* WHAT IS EXPECTED *
Repeat each entry exactly and drop the pictures.

* DATASET RECORDS *
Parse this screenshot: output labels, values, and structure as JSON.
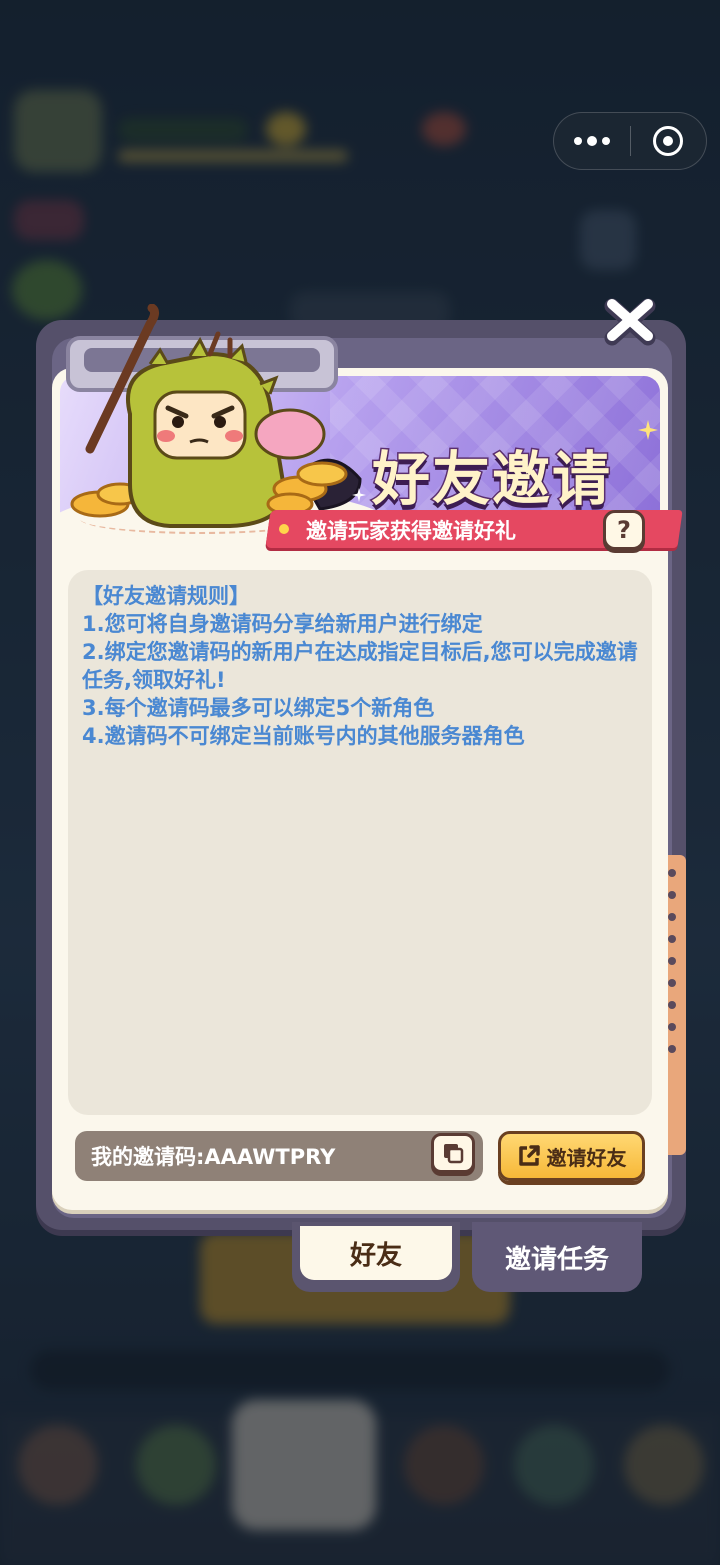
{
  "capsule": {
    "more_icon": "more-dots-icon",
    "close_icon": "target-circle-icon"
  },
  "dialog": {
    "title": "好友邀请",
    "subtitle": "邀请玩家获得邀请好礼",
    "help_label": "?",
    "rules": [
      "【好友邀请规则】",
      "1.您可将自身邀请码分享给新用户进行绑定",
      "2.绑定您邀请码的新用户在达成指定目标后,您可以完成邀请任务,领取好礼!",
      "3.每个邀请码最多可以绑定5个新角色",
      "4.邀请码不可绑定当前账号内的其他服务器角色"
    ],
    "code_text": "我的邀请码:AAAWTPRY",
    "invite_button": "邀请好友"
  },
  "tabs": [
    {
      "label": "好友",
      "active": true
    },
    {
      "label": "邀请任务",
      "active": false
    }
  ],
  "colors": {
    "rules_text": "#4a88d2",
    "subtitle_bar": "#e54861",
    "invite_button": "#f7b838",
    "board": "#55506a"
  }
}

* EXERCISE RESPONSE *
Parse this screenshot: output labels, values, and structure as JSON.
{
  "capsule": {
    "more_icon": "more-dots-icon",
    "close_icon": "target-circle-icon"
  },
  "dialog": {
    "title": "好友邀请",
    "subtitle": "邀请玩家获得邀请好礼",
    "help_label": "?",
    "rules": [
      "【好友邀请规则】",
      "1.您可将自身邀请码分享给新用户进行绑定",
      "2.绑定您邀请码的新用户在达成指定目标后,您可以完成邀请任务,领取好礼!",
      "3.每个邀请码最多可以绑定5个新角色",
      "4.邀请码不可绑定当前账号内的其他服务器角色"
    ],
    "code_text": "我的邀请码:AAAWTPRY",
    "invite_button": "邀请好友"
  },
  "tabs": [
    {
      "label": "好友",
      "active": true
    },
    {
      "label": "邀请任务",
      "active": false
    }
  ],
  "colors": {
    "rules_text": "#4a88d2",
    "subtitle_bar": "#e54861",
    "invite_button": "#f7b838",
    "board": "#55506a"
  }
}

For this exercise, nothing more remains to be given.